__DIRECTIONS FOR THIS TASK__.
Find the lines that hold the word "марки" and return them.

[Stored records]
---

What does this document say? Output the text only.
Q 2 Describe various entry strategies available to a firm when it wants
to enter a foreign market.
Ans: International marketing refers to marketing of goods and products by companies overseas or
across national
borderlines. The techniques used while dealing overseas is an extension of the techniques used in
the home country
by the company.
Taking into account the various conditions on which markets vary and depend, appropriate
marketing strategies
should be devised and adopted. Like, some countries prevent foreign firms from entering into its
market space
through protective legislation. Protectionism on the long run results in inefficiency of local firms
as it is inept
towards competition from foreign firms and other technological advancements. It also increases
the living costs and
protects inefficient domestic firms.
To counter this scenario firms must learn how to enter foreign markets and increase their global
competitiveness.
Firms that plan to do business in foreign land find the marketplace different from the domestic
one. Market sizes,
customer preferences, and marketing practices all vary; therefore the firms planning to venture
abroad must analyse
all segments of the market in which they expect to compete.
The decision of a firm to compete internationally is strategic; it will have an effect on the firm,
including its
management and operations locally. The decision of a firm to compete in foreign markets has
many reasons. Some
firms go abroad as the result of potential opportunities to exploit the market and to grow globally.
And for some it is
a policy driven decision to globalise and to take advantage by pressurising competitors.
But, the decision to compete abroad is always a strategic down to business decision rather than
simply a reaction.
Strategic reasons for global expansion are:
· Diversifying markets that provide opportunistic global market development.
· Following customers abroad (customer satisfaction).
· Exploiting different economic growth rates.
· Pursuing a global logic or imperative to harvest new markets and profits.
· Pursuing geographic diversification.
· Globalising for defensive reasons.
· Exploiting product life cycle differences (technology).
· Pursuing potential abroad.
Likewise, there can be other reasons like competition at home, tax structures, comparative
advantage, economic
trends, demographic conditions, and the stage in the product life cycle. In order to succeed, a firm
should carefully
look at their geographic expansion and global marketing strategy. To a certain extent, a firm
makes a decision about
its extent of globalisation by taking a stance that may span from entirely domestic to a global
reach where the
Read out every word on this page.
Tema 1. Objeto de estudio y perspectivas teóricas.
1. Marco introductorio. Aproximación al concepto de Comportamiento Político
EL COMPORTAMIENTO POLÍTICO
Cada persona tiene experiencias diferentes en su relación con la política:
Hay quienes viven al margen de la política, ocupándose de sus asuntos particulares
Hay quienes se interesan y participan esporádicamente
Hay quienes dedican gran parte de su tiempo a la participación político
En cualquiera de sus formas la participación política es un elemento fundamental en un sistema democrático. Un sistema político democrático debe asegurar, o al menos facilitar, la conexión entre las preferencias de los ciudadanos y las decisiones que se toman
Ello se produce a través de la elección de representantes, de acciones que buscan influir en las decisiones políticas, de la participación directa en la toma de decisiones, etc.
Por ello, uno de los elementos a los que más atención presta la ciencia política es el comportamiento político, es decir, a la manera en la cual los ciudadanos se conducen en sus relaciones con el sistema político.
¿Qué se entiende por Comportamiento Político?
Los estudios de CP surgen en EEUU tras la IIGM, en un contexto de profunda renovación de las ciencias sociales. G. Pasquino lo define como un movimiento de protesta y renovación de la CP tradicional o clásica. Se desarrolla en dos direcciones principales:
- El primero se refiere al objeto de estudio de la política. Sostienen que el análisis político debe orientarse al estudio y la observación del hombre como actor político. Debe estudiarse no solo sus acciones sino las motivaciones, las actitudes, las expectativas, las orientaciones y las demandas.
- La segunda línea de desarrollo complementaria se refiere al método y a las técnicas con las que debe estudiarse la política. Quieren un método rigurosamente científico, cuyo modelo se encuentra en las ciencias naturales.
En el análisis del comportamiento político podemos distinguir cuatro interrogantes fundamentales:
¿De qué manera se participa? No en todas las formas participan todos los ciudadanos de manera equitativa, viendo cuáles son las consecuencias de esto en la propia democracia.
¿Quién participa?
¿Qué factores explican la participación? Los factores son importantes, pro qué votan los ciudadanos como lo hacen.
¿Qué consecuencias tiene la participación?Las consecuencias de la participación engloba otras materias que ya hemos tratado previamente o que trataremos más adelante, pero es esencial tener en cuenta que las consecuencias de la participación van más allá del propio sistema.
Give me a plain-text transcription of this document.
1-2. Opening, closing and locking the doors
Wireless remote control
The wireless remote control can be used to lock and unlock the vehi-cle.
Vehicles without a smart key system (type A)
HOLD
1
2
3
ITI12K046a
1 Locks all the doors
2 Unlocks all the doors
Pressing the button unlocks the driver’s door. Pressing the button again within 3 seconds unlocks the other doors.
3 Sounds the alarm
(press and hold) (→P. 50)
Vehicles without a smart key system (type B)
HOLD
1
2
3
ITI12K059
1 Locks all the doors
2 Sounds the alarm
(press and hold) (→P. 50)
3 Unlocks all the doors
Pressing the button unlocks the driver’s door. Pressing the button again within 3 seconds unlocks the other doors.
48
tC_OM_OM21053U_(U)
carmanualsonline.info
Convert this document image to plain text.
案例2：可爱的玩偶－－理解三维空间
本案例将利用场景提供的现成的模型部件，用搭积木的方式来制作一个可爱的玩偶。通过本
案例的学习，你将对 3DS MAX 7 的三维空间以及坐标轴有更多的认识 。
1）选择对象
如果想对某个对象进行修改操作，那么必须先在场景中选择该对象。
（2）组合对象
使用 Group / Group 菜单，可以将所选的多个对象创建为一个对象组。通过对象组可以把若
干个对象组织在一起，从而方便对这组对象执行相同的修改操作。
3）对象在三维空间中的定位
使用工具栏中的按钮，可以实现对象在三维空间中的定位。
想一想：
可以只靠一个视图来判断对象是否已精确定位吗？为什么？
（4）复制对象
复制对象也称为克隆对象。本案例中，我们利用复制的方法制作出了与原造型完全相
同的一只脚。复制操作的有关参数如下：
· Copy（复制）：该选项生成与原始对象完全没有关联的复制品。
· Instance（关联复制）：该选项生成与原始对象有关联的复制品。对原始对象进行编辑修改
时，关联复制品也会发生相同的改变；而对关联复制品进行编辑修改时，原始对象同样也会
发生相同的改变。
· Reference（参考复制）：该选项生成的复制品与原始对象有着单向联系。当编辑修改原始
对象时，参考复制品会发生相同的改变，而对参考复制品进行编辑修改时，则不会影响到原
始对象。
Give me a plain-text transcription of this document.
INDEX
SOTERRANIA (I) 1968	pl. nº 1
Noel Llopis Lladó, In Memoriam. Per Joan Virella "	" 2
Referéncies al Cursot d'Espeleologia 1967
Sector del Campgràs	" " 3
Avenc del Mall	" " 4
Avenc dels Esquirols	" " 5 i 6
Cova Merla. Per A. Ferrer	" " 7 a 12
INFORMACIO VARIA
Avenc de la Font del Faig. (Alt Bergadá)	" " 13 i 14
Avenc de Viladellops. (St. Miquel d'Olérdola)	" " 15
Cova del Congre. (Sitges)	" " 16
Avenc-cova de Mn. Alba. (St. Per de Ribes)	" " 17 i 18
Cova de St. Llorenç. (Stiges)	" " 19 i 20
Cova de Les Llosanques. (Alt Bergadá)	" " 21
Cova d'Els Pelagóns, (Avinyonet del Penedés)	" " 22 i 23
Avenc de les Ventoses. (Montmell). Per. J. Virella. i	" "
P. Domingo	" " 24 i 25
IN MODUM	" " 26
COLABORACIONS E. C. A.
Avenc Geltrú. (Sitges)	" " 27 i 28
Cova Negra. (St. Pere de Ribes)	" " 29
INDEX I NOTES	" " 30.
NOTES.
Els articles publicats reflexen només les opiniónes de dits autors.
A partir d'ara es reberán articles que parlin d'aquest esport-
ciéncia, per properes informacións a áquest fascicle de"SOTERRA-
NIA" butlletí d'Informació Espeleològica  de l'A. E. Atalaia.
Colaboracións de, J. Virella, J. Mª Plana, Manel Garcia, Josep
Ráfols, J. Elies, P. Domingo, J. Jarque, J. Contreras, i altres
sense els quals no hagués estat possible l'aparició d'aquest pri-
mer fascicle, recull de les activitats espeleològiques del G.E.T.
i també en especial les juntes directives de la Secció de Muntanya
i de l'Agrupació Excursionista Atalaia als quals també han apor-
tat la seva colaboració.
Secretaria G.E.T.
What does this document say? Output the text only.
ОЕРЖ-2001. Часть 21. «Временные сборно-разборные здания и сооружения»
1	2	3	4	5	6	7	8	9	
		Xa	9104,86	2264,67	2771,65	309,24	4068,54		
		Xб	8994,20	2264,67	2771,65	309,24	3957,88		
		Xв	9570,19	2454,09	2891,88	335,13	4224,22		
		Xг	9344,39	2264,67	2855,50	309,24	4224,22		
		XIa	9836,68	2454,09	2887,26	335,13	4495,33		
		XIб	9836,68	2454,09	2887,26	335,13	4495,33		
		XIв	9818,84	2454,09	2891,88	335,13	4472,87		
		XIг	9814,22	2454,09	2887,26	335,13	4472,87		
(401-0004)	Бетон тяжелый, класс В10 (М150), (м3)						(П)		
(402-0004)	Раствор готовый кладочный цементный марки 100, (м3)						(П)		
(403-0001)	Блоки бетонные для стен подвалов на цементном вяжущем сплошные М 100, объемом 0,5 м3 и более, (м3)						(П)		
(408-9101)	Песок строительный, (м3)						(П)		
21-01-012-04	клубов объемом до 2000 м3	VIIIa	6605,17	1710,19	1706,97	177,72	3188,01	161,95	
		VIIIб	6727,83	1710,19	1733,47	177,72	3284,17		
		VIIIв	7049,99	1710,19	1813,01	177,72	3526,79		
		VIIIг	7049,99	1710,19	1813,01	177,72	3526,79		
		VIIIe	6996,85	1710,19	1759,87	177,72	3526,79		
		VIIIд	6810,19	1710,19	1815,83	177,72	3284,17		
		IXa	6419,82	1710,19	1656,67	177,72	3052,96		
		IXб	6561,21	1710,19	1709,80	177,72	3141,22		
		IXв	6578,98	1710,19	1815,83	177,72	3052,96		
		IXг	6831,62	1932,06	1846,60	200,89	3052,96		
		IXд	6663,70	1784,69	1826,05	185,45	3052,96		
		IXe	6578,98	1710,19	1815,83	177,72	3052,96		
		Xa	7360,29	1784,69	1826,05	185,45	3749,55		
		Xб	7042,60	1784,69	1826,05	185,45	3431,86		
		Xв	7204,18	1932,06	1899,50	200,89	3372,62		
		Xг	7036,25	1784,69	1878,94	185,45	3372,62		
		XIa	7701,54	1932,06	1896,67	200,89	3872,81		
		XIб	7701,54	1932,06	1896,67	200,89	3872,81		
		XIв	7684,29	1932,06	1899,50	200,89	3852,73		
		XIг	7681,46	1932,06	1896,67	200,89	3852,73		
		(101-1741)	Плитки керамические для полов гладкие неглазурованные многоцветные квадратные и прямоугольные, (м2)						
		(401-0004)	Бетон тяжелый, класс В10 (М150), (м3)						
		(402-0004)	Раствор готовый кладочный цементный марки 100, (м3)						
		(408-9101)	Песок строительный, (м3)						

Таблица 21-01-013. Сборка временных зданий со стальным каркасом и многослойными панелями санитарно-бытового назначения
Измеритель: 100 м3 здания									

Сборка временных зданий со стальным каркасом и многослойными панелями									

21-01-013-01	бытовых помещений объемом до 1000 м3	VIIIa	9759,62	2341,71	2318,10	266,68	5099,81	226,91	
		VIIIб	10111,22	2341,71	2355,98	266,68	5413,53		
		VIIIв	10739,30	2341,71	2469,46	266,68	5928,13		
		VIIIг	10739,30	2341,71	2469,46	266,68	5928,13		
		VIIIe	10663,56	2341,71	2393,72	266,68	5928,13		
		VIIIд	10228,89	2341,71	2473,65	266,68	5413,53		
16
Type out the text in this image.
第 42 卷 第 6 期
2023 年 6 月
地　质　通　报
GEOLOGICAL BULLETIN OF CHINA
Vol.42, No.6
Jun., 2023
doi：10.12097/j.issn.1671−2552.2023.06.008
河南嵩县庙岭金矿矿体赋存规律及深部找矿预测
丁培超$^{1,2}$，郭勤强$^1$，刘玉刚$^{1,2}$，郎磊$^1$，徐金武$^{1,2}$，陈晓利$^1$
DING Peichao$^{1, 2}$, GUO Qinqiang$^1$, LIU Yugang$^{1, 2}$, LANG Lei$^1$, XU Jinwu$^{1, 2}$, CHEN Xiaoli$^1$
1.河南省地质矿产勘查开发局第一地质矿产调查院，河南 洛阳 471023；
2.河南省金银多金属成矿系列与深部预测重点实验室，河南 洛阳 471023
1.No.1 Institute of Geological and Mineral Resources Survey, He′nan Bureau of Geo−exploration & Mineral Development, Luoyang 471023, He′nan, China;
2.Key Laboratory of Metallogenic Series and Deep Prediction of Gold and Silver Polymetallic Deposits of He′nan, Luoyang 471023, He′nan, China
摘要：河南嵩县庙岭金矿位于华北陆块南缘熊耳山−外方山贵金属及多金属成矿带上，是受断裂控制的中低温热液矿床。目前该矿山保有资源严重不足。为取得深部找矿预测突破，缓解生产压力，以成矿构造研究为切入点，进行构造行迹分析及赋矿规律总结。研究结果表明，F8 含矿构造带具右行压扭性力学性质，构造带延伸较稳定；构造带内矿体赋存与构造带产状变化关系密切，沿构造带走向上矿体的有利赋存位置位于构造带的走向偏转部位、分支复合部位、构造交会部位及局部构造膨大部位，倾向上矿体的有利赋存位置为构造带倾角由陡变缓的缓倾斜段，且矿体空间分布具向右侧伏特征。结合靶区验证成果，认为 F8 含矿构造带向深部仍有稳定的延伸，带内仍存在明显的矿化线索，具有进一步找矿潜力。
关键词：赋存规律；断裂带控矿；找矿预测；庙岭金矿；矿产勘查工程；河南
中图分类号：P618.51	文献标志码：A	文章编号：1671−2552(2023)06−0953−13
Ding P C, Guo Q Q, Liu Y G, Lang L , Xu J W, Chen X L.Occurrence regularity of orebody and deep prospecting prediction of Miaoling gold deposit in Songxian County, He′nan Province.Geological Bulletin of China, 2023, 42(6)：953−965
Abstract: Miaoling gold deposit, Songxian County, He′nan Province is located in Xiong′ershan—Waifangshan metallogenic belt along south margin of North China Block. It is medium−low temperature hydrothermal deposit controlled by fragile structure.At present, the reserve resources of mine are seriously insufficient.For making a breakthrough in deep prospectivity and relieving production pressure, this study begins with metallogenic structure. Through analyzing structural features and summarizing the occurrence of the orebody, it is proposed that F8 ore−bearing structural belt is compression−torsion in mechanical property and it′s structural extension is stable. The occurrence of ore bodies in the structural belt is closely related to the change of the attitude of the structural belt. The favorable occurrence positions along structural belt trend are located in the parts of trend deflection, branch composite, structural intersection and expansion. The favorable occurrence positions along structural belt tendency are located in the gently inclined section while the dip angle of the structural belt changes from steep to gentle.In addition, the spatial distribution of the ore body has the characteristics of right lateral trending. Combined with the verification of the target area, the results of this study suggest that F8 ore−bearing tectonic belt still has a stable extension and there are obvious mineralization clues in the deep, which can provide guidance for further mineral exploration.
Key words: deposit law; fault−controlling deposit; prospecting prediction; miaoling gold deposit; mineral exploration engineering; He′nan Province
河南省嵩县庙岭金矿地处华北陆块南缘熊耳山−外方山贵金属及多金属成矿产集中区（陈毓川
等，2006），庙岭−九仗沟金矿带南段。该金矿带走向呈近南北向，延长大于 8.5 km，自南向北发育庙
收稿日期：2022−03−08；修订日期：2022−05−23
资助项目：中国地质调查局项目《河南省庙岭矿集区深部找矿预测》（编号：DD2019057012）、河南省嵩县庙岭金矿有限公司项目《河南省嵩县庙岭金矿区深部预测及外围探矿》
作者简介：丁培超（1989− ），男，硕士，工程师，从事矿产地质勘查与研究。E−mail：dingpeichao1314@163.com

---

__FINISHED TASK__.
(402-0004)	Раствор готовый кладочный цементный марки 100, (м3)						(П)		
		(402-0004)	Раствор готовый кладочный цементный марки 100, (м3)						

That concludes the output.